▶ What the task asks
Gather from the listing below each line that includes the word "name", and copy it.

---------- Record excerpts ----------

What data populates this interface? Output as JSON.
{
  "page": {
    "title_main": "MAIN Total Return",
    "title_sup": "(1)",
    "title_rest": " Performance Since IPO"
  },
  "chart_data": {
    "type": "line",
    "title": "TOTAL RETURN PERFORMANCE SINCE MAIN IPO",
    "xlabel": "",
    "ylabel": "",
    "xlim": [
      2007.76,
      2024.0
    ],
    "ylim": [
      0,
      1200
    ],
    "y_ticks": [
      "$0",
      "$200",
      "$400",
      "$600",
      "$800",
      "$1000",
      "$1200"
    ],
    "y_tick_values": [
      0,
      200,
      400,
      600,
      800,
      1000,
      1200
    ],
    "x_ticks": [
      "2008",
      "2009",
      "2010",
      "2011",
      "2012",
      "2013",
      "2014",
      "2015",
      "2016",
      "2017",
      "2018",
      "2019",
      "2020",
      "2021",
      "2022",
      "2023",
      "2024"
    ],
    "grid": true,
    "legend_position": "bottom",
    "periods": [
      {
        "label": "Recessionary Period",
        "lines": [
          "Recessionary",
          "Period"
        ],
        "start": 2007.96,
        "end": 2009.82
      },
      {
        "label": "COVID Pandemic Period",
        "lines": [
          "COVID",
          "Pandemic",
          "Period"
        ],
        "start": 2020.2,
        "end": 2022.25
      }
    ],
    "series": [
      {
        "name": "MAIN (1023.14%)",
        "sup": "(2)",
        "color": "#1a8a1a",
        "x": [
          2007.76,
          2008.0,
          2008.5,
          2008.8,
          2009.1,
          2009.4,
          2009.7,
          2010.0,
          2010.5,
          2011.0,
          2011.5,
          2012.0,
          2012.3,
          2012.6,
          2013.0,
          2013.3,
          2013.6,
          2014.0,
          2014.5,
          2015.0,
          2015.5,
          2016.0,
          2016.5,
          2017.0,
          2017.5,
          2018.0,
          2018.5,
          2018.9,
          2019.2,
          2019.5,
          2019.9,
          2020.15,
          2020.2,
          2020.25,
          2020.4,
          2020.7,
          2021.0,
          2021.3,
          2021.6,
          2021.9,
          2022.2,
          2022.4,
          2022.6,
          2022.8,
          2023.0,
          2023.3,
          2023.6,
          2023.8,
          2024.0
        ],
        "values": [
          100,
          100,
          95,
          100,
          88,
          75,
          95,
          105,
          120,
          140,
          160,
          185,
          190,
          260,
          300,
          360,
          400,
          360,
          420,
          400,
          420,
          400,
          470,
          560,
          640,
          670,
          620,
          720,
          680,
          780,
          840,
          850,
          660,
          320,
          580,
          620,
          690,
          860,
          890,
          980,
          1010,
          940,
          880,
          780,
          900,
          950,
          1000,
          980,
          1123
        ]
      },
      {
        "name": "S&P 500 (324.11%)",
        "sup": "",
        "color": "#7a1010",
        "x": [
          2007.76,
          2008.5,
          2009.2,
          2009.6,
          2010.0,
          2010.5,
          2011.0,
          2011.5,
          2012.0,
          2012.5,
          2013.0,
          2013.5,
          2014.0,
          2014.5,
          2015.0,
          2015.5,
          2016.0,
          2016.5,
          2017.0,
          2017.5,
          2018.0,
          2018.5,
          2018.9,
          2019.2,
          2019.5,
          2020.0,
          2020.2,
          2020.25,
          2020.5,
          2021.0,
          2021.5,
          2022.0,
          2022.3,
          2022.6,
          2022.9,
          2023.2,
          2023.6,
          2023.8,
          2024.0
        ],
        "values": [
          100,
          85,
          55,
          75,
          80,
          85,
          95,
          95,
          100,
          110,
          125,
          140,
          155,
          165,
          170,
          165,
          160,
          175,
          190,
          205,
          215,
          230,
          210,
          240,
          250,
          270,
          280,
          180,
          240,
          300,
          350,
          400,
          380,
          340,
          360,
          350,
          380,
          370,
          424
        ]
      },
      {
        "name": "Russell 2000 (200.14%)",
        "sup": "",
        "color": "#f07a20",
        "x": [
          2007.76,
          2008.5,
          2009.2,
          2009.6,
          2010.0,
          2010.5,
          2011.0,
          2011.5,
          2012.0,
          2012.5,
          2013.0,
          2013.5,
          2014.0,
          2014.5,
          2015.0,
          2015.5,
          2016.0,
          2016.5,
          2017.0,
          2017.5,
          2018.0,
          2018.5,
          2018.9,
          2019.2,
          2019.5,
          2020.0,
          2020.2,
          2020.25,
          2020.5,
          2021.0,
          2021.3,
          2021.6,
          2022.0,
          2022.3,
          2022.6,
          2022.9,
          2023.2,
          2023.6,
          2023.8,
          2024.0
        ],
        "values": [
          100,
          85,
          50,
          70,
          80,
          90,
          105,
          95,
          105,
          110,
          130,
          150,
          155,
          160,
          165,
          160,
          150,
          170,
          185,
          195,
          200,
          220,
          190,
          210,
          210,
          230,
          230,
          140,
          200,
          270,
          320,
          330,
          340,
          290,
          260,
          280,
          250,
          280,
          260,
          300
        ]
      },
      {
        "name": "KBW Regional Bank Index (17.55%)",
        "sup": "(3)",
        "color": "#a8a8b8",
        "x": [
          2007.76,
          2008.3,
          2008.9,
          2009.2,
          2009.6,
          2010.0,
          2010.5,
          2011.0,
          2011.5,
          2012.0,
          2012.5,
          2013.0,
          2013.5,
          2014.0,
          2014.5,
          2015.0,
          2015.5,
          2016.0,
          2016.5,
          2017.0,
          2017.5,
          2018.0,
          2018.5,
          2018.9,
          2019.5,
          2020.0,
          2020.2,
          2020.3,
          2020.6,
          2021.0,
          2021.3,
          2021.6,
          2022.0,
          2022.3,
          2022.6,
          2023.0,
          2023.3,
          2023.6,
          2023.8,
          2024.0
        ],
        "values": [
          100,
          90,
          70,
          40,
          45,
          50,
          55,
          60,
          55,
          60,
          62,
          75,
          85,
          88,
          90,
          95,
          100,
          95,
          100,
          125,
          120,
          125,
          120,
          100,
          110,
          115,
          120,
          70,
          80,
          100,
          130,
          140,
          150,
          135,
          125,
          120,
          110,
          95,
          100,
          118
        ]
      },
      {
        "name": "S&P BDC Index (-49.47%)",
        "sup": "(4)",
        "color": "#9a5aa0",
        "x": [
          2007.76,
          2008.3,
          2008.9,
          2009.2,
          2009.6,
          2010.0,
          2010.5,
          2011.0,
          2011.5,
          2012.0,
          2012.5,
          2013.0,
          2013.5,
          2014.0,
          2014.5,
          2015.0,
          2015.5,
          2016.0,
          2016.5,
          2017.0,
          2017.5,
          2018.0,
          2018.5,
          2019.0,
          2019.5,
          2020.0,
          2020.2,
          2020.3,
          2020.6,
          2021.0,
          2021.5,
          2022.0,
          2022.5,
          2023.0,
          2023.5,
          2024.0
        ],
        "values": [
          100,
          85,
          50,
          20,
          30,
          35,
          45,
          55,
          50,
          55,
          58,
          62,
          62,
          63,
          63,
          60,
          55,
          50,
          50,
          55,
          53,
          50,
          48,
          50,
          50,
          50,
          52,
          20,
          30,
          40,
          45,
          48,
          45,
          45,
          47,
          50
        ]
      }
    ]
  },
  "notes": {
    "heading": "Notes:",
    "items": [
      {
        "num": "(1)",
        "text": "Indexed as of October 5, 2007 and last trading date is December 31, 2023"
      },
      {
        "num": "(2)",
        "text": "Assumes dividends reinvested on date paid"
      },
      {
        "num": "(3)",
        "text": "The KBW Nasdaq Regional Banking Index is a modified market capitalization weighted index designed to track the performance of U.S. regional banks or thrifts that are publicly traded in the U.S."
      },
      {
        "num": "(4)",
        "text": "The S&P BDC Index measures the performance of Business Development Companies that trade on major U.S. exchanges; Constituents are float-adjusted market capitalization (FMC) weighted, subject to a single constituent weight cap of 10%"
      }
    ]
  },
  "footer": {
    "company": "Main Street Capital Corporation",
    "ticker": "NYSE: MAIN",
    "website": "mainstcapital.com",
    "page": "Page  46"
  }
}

----------

▶ Result of this exercise
        "name": "MAIN (1023.14%)",
        "name": "S&P 500 (324.11%)",
        "name": "Russell 2000 (200.14%)",
        "name": "KBW Regional Bank Index (17.55%)",
        "name": "S&P BDC Index (-49.47%)",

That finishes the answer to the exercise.